**Work to do:** Render each line of the records below as a Markdown table with two columns, Row and Line, numbering the rows in order and omitting blank lines.

-------- Records supplied --------

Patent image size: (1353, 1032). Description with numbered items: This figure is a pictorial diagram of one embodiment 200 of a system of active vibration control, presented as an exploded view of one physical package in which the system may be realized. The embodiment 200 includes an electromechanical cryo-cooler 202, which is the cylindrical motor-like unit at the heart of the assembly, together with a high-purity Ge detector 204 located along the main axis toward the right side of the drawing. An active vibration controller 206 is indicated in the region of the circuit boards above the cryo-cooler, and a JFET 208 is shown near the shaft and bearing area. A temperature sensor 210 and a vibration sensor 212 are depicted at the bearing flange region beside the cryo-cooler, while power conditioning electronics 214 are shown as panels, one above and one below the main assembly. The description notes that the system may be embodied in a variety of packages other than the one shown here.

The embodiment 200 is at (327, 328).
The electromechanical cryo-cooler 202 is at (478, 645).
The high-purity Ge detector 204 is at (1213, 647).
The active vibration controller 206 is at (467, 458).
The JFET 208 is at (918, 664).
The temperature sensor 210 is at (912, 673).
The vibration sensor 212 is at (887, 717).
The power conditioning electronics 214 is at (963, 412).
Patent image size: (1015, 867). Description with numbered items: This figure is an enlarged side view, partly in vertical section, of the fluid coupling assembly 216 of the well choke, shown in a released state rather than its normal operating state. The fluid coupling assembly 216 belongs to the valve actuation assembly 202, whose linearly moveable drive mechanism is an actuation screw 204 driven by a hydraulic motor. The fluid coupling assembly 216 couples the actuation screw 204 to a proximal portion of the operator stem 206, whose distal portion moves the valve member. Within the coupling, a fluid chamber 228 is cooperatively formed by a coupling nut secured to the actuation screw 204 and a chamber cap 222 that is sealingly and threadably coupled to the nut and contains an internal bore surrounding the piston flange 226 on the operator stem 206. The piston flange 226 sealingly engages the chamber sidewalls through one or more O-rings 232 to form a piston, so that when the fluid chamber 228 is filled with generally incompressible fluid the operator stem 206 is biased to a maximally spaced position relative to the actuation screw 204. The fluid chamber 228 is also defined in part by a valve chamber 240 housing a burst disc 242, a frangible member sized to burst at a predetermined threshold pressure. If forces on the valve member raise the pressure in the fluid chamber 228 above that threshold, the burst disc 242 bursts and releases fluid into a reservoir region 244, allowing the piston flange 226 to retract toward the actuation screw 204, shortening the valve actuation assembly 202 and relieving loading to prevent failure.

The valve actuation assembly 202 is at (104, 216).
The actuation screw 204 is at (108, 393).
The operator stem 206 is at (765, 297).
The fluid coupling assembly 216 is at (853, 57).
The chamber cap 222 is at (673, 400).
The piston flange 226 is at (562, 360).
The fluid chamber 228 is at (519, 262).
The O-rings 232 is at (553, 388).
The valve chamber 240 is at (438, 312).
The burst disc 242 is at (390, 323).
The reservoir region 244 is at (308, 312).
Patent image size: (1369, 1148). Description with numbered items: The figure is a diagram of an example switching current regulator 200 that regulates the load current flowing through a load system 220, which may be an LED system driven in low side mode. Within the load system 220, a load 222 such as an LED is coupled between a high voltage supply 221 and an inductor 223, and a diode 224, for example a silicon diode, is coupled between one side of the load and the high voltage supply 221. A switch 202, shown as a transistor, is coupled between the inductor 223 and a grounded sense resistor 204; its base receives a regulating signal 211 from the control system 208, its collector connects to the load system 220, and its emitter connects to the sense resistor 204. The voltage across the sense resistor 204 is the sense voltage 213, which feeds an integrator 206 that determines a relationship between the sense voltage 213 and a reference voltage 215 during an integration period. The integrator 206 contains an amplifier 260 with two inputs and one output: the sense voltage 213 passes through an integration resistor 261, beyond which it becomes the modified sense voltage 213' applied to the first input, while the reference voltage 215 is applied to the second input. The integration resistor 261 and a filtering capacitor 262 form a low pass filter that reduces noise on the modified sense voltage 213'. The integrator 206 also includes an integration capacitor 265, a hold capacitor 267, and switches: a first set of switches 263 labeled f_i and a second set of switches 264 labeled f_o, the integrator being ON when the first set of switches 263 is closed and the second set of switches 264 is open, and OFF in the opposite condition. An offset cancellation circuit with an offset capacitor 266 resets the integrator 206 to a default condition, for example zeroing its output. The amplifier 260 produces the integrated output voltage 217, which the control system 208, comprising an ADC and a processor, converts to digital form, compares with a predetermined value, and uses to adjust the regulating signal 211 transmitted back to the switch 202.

--------

**The output:**
| Row | Line |
|---|---|
| 1 | Patent image size: (1353, 1032). Description with numbered items: This figure is a pictorial diagram of one embodiment 200 of a system of active vibration control, presented as an exploded view of one physical package in which the system may be realized. The embodiment 200 includes an electromechanical cryo-cooler 202, which is the cylindrical motor-like unit at the heart of the assembly, together with a high-purity Ge detector 204 located along the main axis toward the right side of the drawing. An active vibration controller 206 is indicated in the region of the circuit boards above the cryo-cooler, and a JFET 208 is shown near the shaft and bearing area. A temperature sensor 210 and a vibration sensor 212 are depicted at the bearing flange region beside the cryo-cooler, while power conditioning electronics 214 are shown as panels, one above and one below the main assembly. The description notes that the system may be embodied in a variety of packages other than the one shown here. |
| 2 | The embodiment 200 is at (327, 328). |
| 3 | The electromechanical cryo-cooler 202 is at (478, 645). |
| 4 | The high-purity Ge detector 204 is at (1213, 647). |
| 5 | The active vibration controller 206 is at (467, 458). |
| 6 | The JFET 208 is at (918, 664). |
| 7 | The temperature sensor 210 is at (912, 673). |
| 8 | The vibration sensor 212 is at (887, 717). |
| 9 | The power conditioning electronics 214 is at (963, 412). |
| 10 | Patent image size: (1015, 867). Description with numbered items: This figure is an enlarged side view, partly in vertical section, of the fluid coupling assembly 216 of the well choke, shown in a released state rather than its normal operating state. The fluid coupling assembly 216 belongs to the valve actuation assembly 202, whose linearly moveable drive mechanism is an actuation screw 204 driven by a hydraulic motor. The fluid coupling assembly 216 couples the actuation screw 204 to a proximal portion of the operator stem 206, whose distal portion moves the valve member. Within the coupling, a fluid chamber 228 is cooperatively formed by a coupling nut secured to the actuation screw 204 and a chamber cap 222 that is sealingly and threadably coupled to the nut and contains an internal bore surrounding the piston flange 226 on the operator stem 206. The piston flange 226 sealingly engages the chamber sidewalls through one or more O-rings 232 to form a piston, so that when the fluid chamber 228 is filled with generally incompressible fluid the operator stem 206 is biased to a maximally spaced position relative to the actuation screw 204. The fluid chamber 228 is also defined in part by a valve chamber 240 housing a burst disc 242, a frangible member sized to burst at a predetermined threshold pressure. If forces on the valve member raise the pressure in the fluid chamber 228 above that threshold, the burst disc 242 bursts and releases fluid into a reservoir region 244, allowing the piston flange 226 to retract toward the actuation screw 204, shortening the valve actuation assembly 202 and relieving loading to prevent failure. |
| 11 | The valve actuation assembly 202 is at (104, 216). |
| 12 | The actuation screw 204 is at (108, 393). |
| 13 | The operator stem 206 is at (765, 297). |
| 14 | The fluid coupling assembly 216 is at (853, 57). |
| 15 | The chamber cap 222 is at (673, 400). |
| 16 | The piston flange 226 is at (562, 360). |
| 17 | The fluid chamber 228 is at (519, 262). |
| 18 | The O-rings 232 is at (553, 388). |
| 19 | The valve chamber 240 is at (438, 312). |
| 20 | The burst disc 242 is at (390, 323). |
| 21 | The reservoir region 244 is at (308, 312). |
| 22 | Patent image size: (1369, 1148). Description with numbered items: The figure is a diagram of an example switching current regulator 200 that regulates the load current flowing through a load system 220, which may be an LED system driven in low side mode. Within the load system 220, a load 222 such as an LED is coupled between a high voltage supply 221 and an inductor 223, and a diode 224, for example a silicon diode, is coupled between one side of the load and the high voltage supply 221. A switch 202, shown as a transistor, is coupled between the inductor 223 and a grounded sense resistor 204; its base receives a regulating signal 211 from the control system 208, its collector connects to the load system 220, and its emitter connects to the sense resistor 204. The voltage across the sense resistor 204 is the sense voltage 213, which feeds an integrator 206 that determines a relationship between the sense voltage 213 and a reference voltage 215 during an integration period. The integrator 206 contains an amplifier 260 with two inputs and one output: the sense voltage 213 passes through an integration resistor 261, beyond which it becomes the modified sense voltage 213' applied to the first input, while the reference voltage 215 is applied to the second input. The integration resistor 261 and a filtering capacitor 262 form a low pass filter that reduces noise on the modified sense voltage 213'. The integrator 206 also includes an integration capacitor 265, a hold capacitor 267, and switches: a first set of switches 263 labeled f_i and a second set of switches 264 labeled f_o, the integrator being ON when the first set of switches 263 is closed and the second set of switches 264 is open, and OFF in the opposite condition. An offset cancellation circuit with an offset capacitor 266 resets the integrator 206 to a default condition, for example zeroing its output. The amplifier 260 produces the integrated output voltage 217, which the control system 208, comprising an ADC and a processor, converts to digital form, compares with a predetermined value, and uses to adjust the regulating signal 211 transmitted back to the switch 202. |